Below are records. Copy every line with "screenshot" in it.

>> start

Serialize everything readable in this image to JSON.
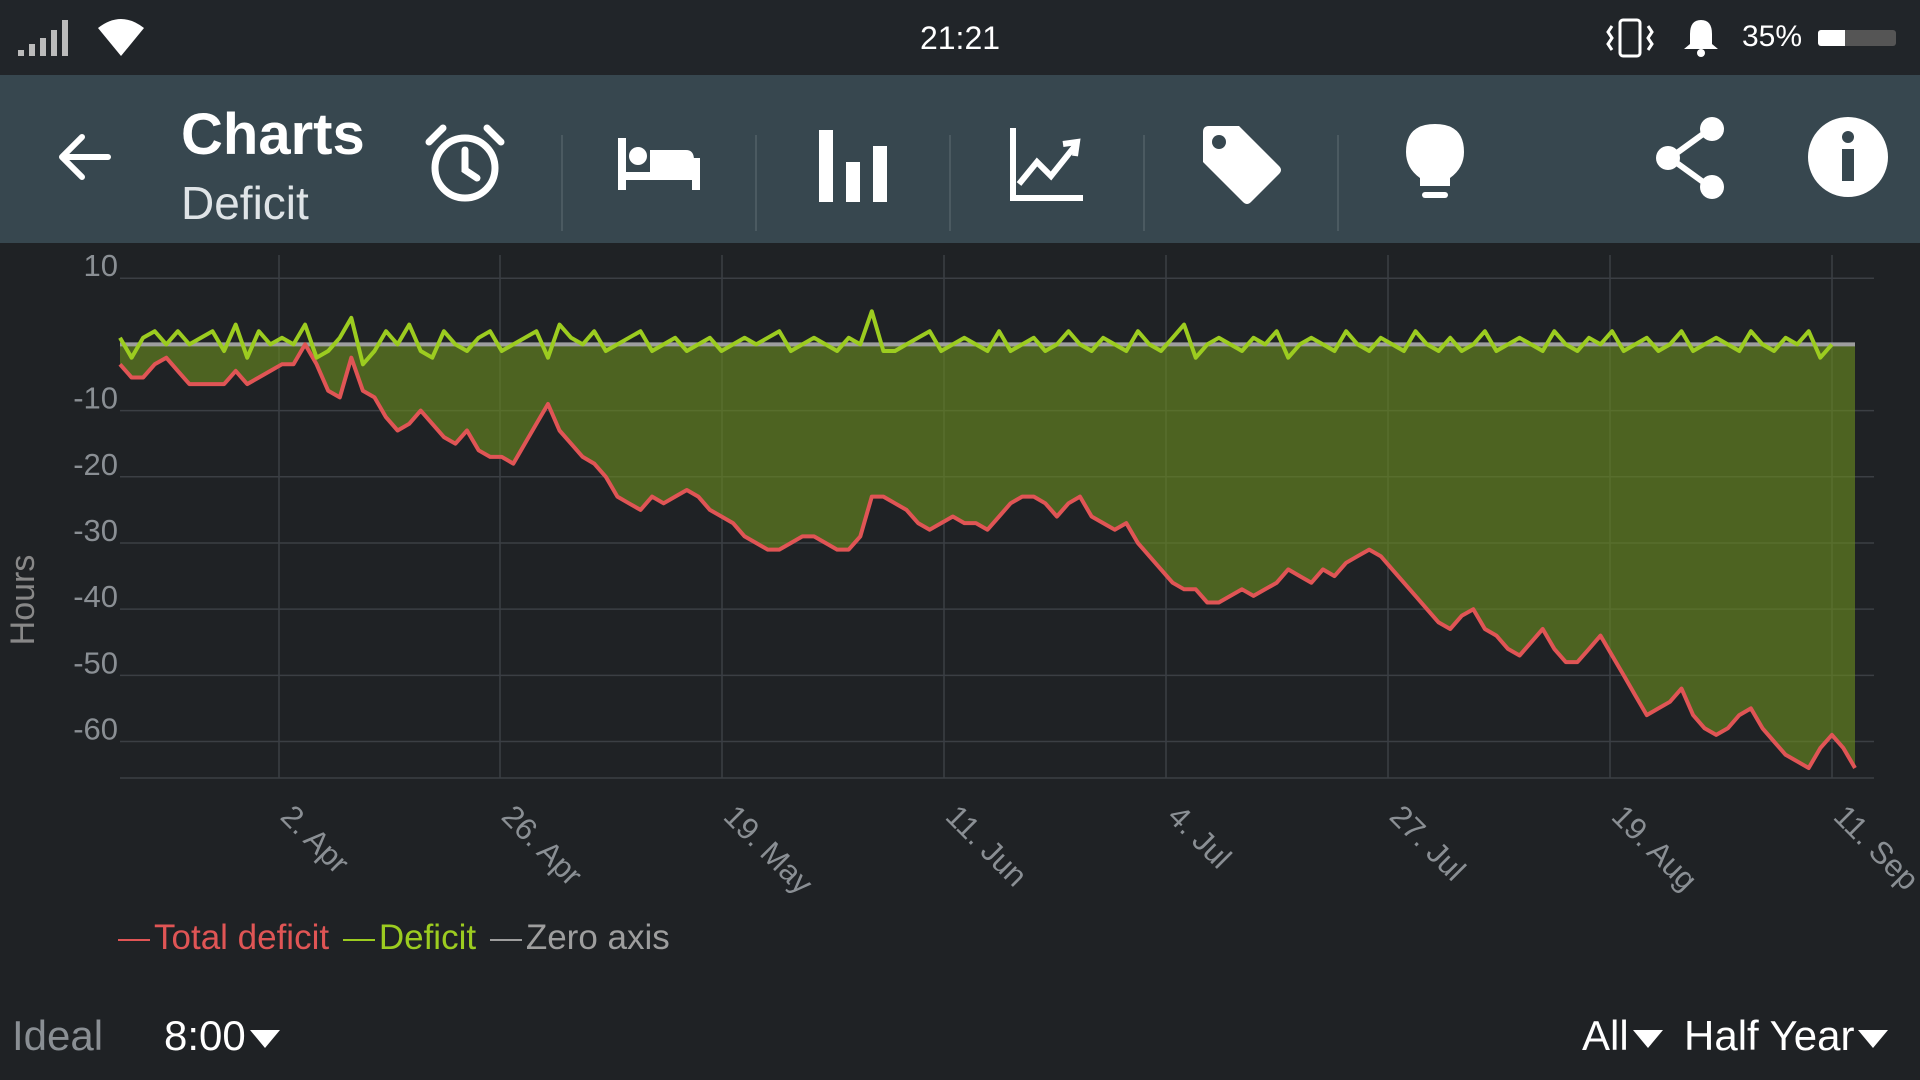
{
  "status_bar": {
    "time": "21:21",
    "battery_text": "35%",
    "battery_level": 0.35,
    "icons": [
      "signal-icon",
      "wifi-icon",
      "vibrate-icon",
      "alarm-bell-icon",
      "battery-icon"
    ]
  },
  "app_bar": {
    "title": "Charts",
    "subtitle": "Deficit",
    "tools": [
      {
        "name": "alarm-clock-icon"
      },
      {
        "name": "bed-icon"
      },
      {
        "name": "bar-chart-icon"
      },
      {
        "name": "trend-chart-icon"
      },
      {
        "name": "tag-icon"
      },
      {
        "name": "lightbulb-icon"
      }
    ],
    "actions": [
      "share-icon",
      "info-icon"
    ]
  },
  "chart_data": {
    "type": "line",
    "ylabel": "Hours",
    "yticks": [
      10,
      -10,
      -20,
      -30,
      -40,
      -50,
      -60
    ],
    "ylim": [
      -64,
      12
    ],
    "xticks": [
      "2. Apr",
      "26. Apr",
      "19. May",
      "11. Jun",
      "4. Jul",
      "27. Jul",
      "19. Aug",
      "11. Sep"
    ],
    "legend": [
      "Total deficit",
      "Deficit",
      "Zero axis"
    ],
    "legend_position": "bottom-left",
    "grid": true,
    "series": [
      {
        "name": "Total deficit",
        "color": "#e05555",
        "values": [
          -3,
          -5,
          -5,
          -3,
          -2,
          -4,
          -6,
          -6,
          -6,
          -6,
          -4,
          -6,
          -5,
          -4,
          -3,
          -3,
          0,
          -3,
          -7,
          -8,
          -2,
          -7,
          -8,
          -11,
          -13,
          -12,
          -10,
          -12,
          -14,
          -15,
          -13,
          -16,
          -17,
          -17,
          -18,
          -15,
          -12,
          -9,
          -13,
          -15,
          -17,
          -18,
          -20,
          -23,
          -24,
          -25,
          -23,
          -24,
          -23,
          -22,
          -23,
          -25,
          -26,
          -27,
          -29,
          -30,
          -31,
          -31,
          -30,
          -29,
          -29,
          -30,
          -31,
          -31,
          -29,
          -23,
          -23,
          -24,
          -25,
          -27,
          -28,
          -27,
          -26,
          -27,
          -27,
          -28,
          -26,
          -24,
          -23,
          -23,
          -24,
          -26,
          -24,
          -23,
          -26,
          -27,
          -28,
          -27,
          -30,
          -32,
          -34,
          -36,
          -37,
          -37,
          -39,
          -39,
          -38,
          -37,
          -38,
          -37,
          -36,
          -34,
          -35,
          -36,
          -34,
          -35,
          -33,
          -32,
          -31,
          -32,
          -34,
          -36,
          -38,
          -40,
          -42,
          -43,
          -41,
          -40,
          -43,
          -44,
          -46,
          -47,
          -45,
          -43,
          -46,
          -48,
          -48,
          -46,
          -44,
          -47,
          -50,
          -53,
          -56,
          -55,
          -54,
          -52,
          -56,
          -58,
          -59,
          -58,
          -56,
          -55,
          -58,
          -60,
          -62,
          -63,
          -64,
          -61,
          -59,
          -61,
          -64
        ]
      },
      {
        "name": "Deficit",
        "color": "#9ccc20",
        "values": [
          1,
          -2,
          1,
          2,
          0,
          2,
          0,
          1,
          2,
          -1,
          3,
          -2,
          2,
          0,
          1,
          0,
          3,
          -2,
          -1,
          1,
          4,
          -3,
          -1,
          2,
          0,
          3,
          -1,
          -2,
          2,
          0,
          -1,
          1,
          2,
          -1,
          0,
          1,
          2,
          -2,
          3,
          1,
          0,
          2,
          -1,
          0,
          1,
          2,
          -1,
          0,
          1,
          -1,
          0,
          1,
          -1,
          0,
          1,
          0,
          1,
          2,
          -1,
          0,
          1,
          0,
          -1,
          1,
          0,
          5,
          -1,
          -1,
          0,
          1,
          2,
          -1,
          0,
          1,
          0,
          -1,
          2,
          -1,
          0,
          1,
          -1,
          0,
          2,
          0,
          -1,
          1,
          0,
          -1,
          2,
          0,
          -1,
          1,
          3,
          -2,
          0,
          1,
          0,
          -1,
          1,
          0,
          2,
          -2,
          0,
          1,
          0,
          -1,
          2,
          0,
          -1,
          1,
          0,
          -1,
          2,
          0,
          -1,
          1,
          -1,
          0,
          2,
          -1,
          0,
          1,
          0,
          -1,
          2,
          0,
          -1,
          1,
          0,
          2,
          -1,
          0,
          1,
          -1,
          0,
          2,
          -1,
          0,
          1,
          0,
          -1,
          2,
          0,
          -1,
          1,
          0,
          2,
          -2,
          0
        ]
      },
      {
        "name": "Zero axis",
        "color": "#9e9e9e",
        "values": [
          0
        ]
      }
    ]
  },
  "bottom_bar": {
    "ideal_label": "Ideal",
    "ideal_value": "8:00",
    "filter_value": "All",
    "range_value": "Half Year"
  }
}
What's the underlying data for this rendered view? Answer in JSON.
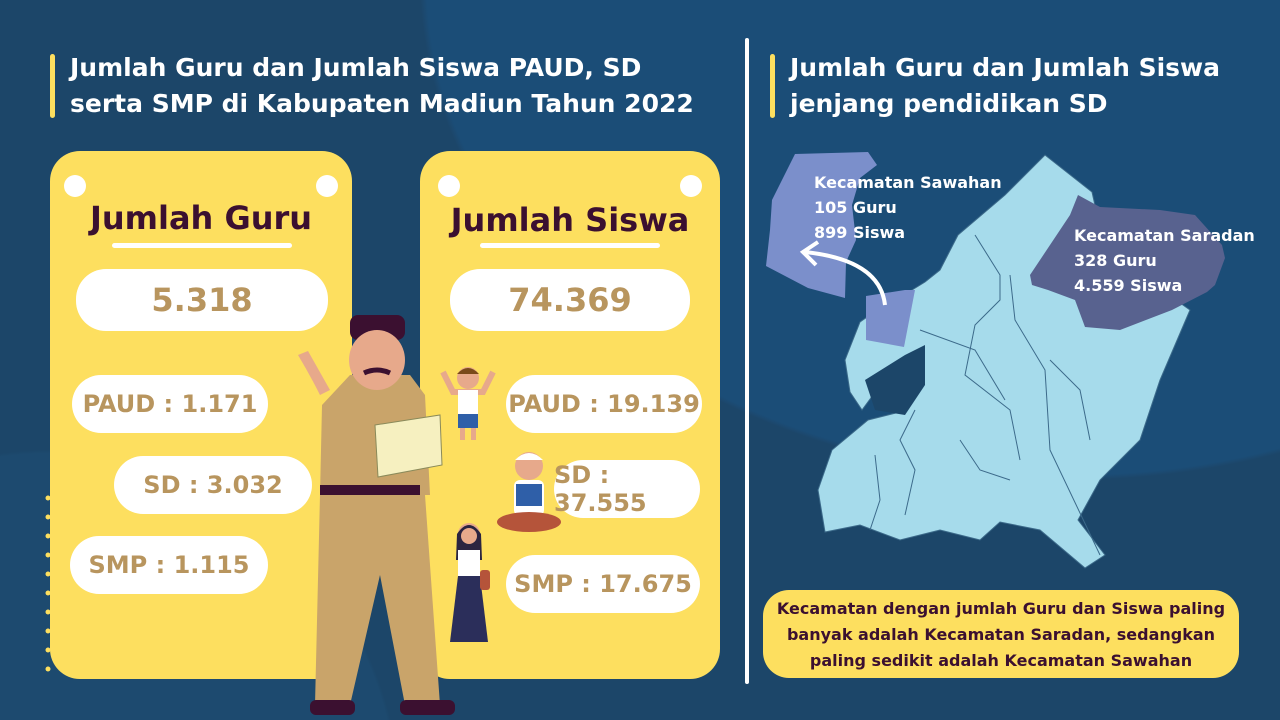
{
  "left_title": "Jumlah Guru dan Jumlah Siswa PAUD, SD serta SMP di Kabupaten Madiun Tahun 2022",
  "guru": {
    "title": "Jumlah Guru",
    "total": "5.318",
    "paud": "PAUD : 1.171",
    "sd": "SD : 3.032",
    "smp": "SMP : 1.115"
  },
  "siswa": {
    "title": "Jumlah Siswa",
    "total": "74.369",
    "paud": "PAUD : 19.139",
    "sd": "SD : 37.555",
    "smp": "SMP : 17.675"
  },
  "right_title": "Jumlah Guru dan Jumlah Siswa jenjang pendidikan SD",
  "map": {
    "sawahan": {
      "name": "Kecamatan Sawahan",
      "guru": "105 Guru",
      "siswa": "899 Siswa"
    },
    "saradan": {
      "name": "Kecamatan Saradan",
      "guru": "328 Guru",
      "siswa": "4.559 Siswa"
    }
  },
  "note": "Kecamatan dengan jumlah Guru dan Siswa paling banyak adalah Kecamatan Saradan, sedangkan paling sedikit adalah Kecamatan Sawahan",
  "colors": {
    "background": "#1c4669",
    "card": "#fddf5f",
    "number": "#b8955e",
    "heading": "#3b1030",
    "map_light": "#a6dbeb",
    "sawahan": "#7b8fcb",
    "saradan": "#58628f"
  }
}
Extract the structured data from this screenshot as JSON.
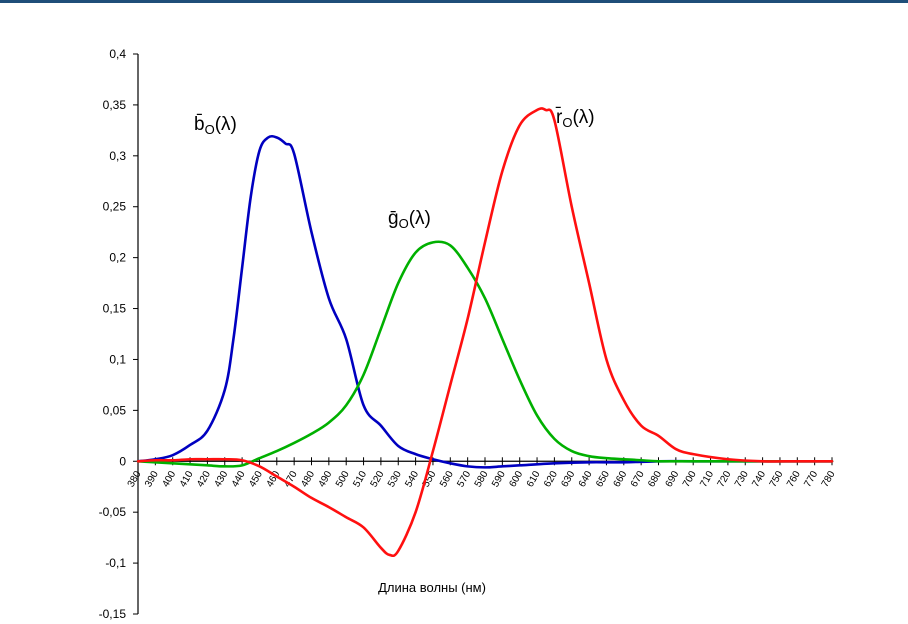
{
  "chart_data": {
    "type": "line",
    "xlabel": "Длина волны (нм)",
    "ylabel": "",
    "xlim": [
      380,
      780
    ],
    "ylim": [
      -0.15,
      0.4
    ],
    "grid": false,
    "y_ticks": [
      0.4,
      0.35,
      0.3,
      0.25,
      0.2,
      0.15,
      0.1,
      0.05,
      0,
      -0.05,
      -0.1,
      -0.15
    ],
    "y_tick_labels": [
      "0,4",
      "0,35",
      "0,3",
      "0,25",
      "0,2",
      "0,15",
      "0,1",
      "0,05",
      "0",
      "-0,05",
      "-0,1",
      "-0,15"
    ],
    "x_ticks": [
      380,
      390,
      400,
      410,
      420,
      430,
      440,
      450,
      460,
      470,
      480,
      490,
      500,
      510,
      520,
      530,
      540,
      550,
      560,
      570,
      580,
      590,
      600,
      610,
      620,
      630,
      640,
      650,
      660,
      670,
      680,
      690,
      700,
      710,
      720,
      730,
      740,
      750,
      760,
      770,
      780
    ],
    "series": [
      {
        "name": "b̄O(λ)",
        "color": "#0000c0",
        "x": [
          380,
          390,
          400,
          410,
          420,
          430,
          435,
          440,
          445,
          450,
          455,
          460,
          465,
          470,
          480,
          490,
          500,
          510,
          520,
          530,
          540,
          550,
          560,
          570,
          580,
          590,
          600,
          620,
          640,
          660,
          680,
          700,
          720,
          740,
          760,
          780
        ],
        "values": [
          0.0,
          0.002,
          0.006,
          0.016,
          0.03,
          0.07,
          0.12,
          0.19,
          0.26,
          0.305,
          0.318,
          0.318,
          0.312,
          0.302,
          0.225,
          0.16,
          0.12,
          0.055,
          0.035,
          0.015,
          0.007,
          0.002,
          -0.002,
          -0.005,
          -0.006,
          -0.005,
          -0.004,
          -0.002,
          -0.001,
          -0.001,
          0.0,
          0.0,
          0.0,
          0.0,
          0.0,
          0.0
        ]
      },
      {
        "name": "ḡO(λ)",
        "color": "#00b000",
        "x": [
          380,
          390,
          400,
          410,
          420,
          430,
          440,
          450,
          460,
          470,
          480,
          490,
          500,
          510,
          520,
          530,
          540,
          550,
          560,
          570,
          580,
          590,
          600,
          610,
          620,
          630,
          640,
          650,
          660,
          670,
          680,
          700,
          720,
          740,
          760,
          780
        ],
        "values": [
          0.0,
          -0.001,
          -0.002,
          -0.003,
          -0.004,
          -0.005,
          -0.004,
          0.003,
          0.01,
          0.018,
          0.027,
          0.038,
          0.055,
          0.085,
          0.13,
          0.175,
          0.205,
          0.215,
          0.212,
          0.19,
          0.16,
          0.12,
          0.08,
          0.045,
          0.022,
          0.01,
          0.005,
          0.003,
          0.002,
          0.001,
          0.0,
          0.0,
          0.0,
          0.0,
          0.0,
          0.0
        ]
      },
      {
        "name": "r̄O(λ)",
        "color": "#ff1010",
        "x": [
          380,
          390,
          400,
          410,
          420,
          430,
          440,
          450,
          460,
          470,
          480,
          490,
          500,
          510,
          520,
          525,
          530,
          540,
          550,
          560,
          570,
          580,
          590,
          600,
          610,
          615,
          620,
          630,
          640,
          650,
          660,
          670,
          680,
          690,
          700,
          720,
          740,
          760,
          780
        ],
        "values": [
          0.0,
          0.001,
          0.001,
          0.002,
          0.002,
          0.002,
          0.001,
          -0.005,
          -0.015,
          -0.025,
          -0.036,
          -0.045,
          -0.055,
          -0.065,
          -0.085,
          -0.092,
          -0.088,
          -0.05,
          0.01,
          0.075,
          0.14,
          0.215,
          0.285,
          0.33,
          0.345,
          0.345,
          0.335,
          0.25,
          0.175,
          0.1,
          0.06,
          0.035,
          0.025,
          0.012,
          0.007,
          0.002,
          0.0,
          0.0,
          0.0
        ]
      }
    ]
  }
}
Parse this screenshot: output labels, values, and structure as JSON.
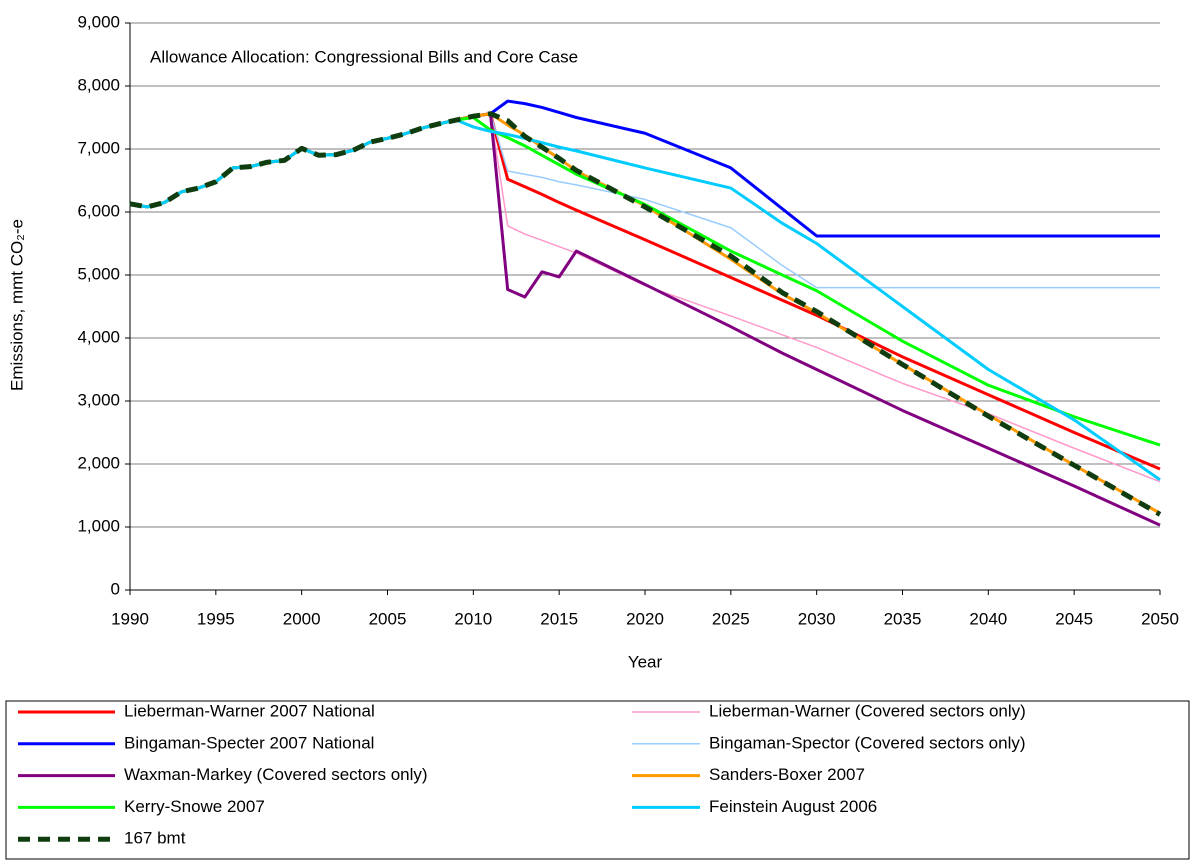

>> end

Response to this exercise >>
Extract the structured data from this screenshot as JSON.
Parse this screenshot: output labels, values, and structure as JSON.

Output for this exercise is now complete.